◆ Exercise goal ◆
Print all of the data exactly.

Entries from a dataset
━━━━━━━━━━━━━━━━━━━━
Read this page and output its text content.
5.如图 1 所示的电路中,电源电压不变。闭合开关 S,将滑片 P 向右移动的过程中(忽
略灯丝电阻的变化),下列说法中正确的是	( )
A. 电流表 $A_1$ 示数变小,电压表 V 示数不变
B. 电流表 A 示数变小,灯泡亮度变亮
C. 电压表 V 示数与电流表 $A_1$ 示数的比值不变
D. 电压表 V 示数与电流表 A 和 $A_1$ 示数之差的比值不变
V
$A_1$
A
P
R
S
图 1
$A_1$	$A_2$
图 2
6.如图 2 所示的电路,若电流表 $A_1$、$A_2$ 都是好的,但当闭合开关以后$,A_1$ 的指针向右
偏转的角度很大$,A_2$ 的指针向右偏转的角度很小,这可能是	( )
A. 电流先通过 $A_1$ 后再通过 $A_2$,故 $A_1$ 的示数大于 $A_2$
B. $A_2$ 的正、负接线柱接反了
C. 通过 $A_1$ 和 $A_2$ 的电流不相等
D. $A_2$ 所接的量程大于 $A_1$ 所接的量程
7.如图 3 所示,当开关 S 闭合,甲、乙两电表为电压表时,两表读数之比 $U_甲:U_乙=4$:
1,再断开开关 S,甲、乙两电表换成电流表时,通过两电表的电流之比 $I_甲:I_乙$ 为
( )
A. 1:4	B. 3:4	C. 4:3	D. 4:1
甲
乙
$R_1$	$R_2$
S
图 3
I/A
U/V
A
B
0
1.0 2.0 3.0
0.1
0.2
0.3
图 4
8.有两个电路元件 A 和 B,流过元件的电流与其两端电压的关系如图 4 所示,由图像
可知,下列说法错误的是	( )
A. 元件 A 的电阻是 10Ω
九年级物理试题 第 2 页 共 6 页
━━━━━━━━━━━━━━━━━━━━
◆ Solution to the problem ◆
Read this page and output its text content.
5.如图 1 所示的电路中,电源电压不变。闭合开关 S,将滑片 P 向右移动的过程中(忽
略灯丝电阻的变化),下列说法中正确的是	( )
A. 电流表 $A_1$ 示数变小,电压表 V 示数不变
B. 电流表 A 示数变小,灯泡亮度变亮
C. 电压表 V 示数与电流表 $A_1$ 示数的比值不变
D. 电压表 V 示数与电流表 A 和 $A_1$ 示数之差的比值不变
V
$A_1$
A
P
R
S
图 1
$A_1$	$A_2$
图 2
6.如图 2 所示的电路,若电流表 $A_1$、$A_2$ 都是好的,但当闭合开关以后$,A_1$ 的指针向右
偏转的角度很大$,A_2$ 的指针向右偏转的角度很小,这可能是	( )
A. 电流先通过 $A_1$ 后再通过 $A_2$,故 $A_1$ 的示数大于 $A_2$
B. $A_2$ 的正、负接线柱接反了
C. 通过 $A_1$ 和 $A_2$ 的电流不相等
D. $A_2$ 所接的量程大于 $A_1$ 所接的量程
7.如图 3 所示,当开关 S 闭合,甲、乙两电表为电压表时,两表读数之比 $U_甲:U_乙=4$:
1,再断开开关 S,甲、乙两电表换成电流表时,通过两电表的电流之比 $I_甲:I_乙$ 为
( )
A. 1:4	B. 3:4	C. 4:3	D. 4:1
甲
乙
$R_1$	$R_2$
S
图 3
I/A
U/V
A
B
0
1.0 2.0 3.0
0.1
0.2
0.3
图 4
8.有两个电路元件 A 和 B,流过元件的电流与其两端电压的关系如图 4 所示,由图像
可知,下列说法错误的是	( )
A. 元件 A 的电阻是 10Ω
九年级物理试题 第 2 页 共 6 页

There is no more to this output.